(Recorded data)
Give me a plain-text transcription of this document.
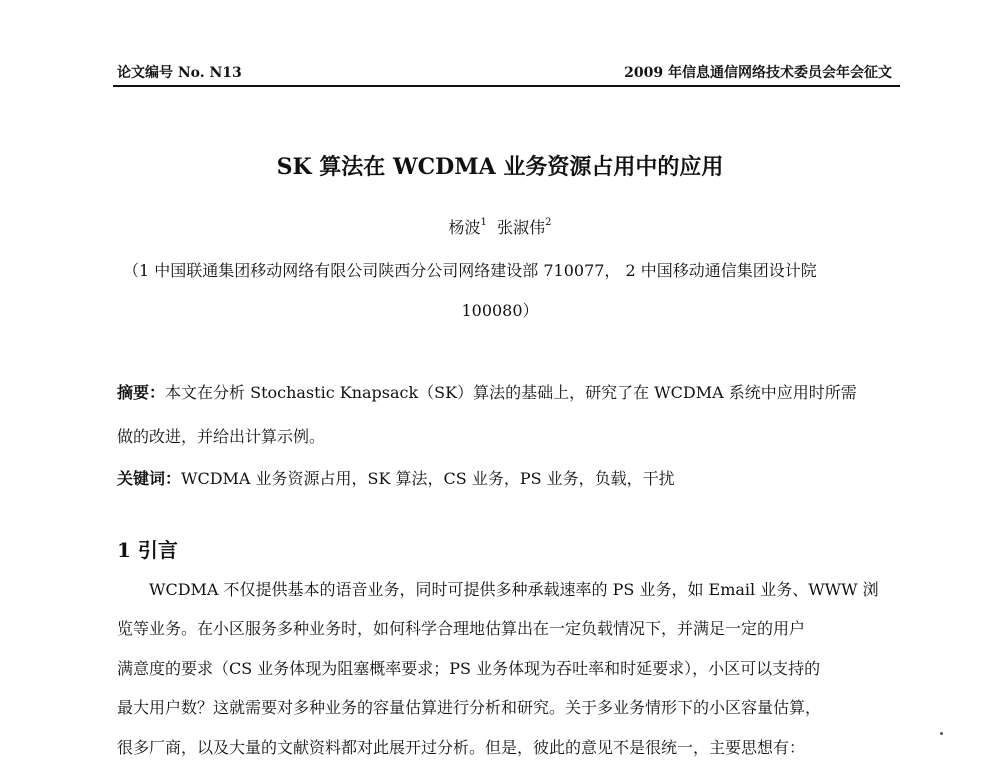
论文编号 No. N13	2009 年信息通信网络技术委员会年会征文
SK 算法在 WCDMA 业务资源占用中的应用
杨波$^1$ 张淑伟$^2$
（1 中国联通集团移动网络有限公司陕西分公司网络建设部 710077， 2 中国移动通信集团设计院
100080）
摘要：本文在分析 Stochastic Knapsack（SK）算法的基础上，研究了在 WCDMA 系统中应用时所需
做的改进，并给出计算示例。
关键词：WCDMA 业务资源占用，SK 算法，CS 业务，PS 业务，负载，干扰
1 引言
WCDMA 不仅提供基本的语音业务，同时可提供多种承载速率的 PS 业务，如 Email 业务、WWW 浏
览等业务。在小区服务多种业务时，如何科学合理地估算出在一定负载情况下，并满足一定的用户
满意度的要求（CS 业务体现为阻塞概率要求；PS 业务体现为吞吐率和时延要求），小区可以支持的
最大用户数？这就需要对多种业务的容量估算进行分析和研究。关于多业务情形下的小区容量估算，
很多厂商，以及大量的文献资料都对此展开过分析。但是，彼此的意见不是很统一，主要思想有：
---
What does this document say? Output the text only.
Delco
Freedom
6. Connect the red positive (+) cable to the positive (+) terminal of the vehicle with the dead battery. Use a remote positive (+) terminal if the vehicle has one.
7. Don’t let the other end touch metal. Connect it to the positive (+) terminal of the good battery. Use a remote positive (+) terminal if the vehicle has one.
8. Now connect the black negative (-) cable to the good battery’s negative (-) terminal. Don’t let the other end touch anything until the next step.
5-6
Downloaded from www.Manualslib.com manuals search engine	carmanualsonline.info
---
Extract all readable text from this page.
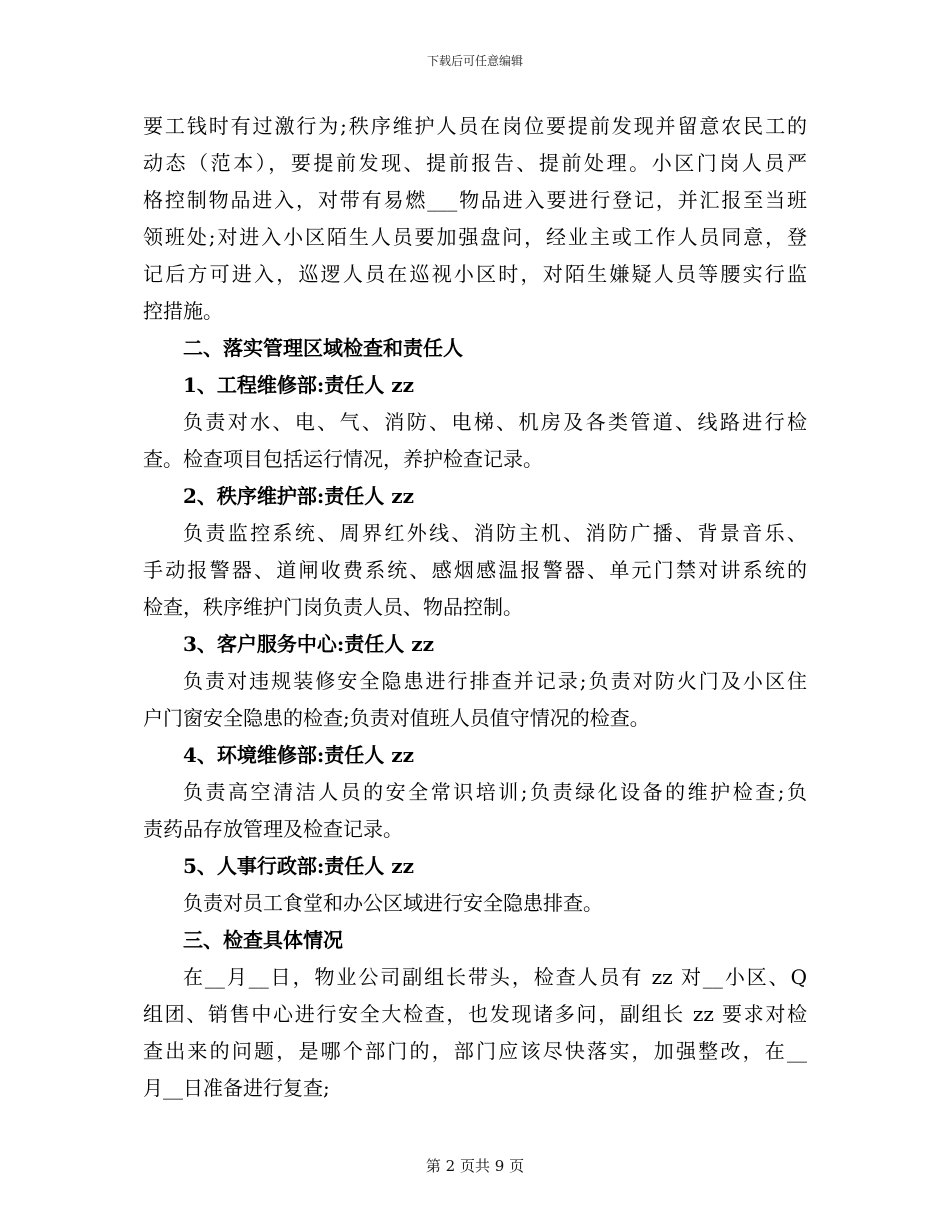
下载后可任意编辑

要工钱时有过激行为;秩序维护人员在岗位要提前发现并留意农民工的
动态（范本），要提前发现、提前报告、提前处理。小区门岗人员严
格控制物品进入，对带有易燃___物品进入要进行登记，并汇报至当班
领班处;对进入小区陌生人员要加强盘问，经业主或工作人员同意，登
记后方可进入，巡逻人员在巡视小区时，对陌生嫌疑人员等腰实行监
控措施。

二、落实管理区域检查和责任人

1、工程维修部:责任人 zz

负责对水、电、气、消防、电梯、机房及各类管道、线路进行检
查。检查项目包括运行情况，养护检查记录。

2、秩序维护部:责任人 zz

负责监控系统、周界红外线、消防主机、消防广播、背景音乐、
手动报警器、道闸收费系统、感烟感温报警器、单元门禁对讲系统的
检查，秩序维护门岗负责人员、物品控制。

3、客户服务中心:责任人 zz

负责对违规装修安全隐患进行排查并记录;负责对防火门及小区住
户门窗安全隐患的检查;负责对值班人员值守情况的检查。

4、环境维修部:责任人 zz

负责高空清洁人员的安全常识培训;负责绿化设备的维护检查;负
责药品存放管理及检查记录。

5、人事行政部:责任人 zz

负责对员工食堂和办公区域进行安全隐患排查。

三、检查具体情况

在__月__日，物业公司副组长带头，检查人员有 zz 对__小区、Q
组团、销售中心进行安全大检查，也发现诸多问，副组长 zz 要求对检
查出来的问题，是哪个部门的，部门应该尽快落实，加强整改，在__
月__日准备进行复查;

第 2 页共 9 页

◆ REQUEST: In the entries above, identify every line with the string "WCDMA".

◆ RESPONSE TO THIS TASK:
SK 算法在 WCDMA 业务资源占用中的应用
摘要：本文在分析 Stochastic Knapsack（SK）算法的基础上，研究了在 WCDMA 系统中应用时所需
关键词：WCDMA 业务资源占用，SK 算法，CS 业务，PS 业务，负载，干扰
WCDMA 不仅提供基本的语音业务，同时可提供多种承载速率的 PS 业务，如 Email 业务、WWW 浏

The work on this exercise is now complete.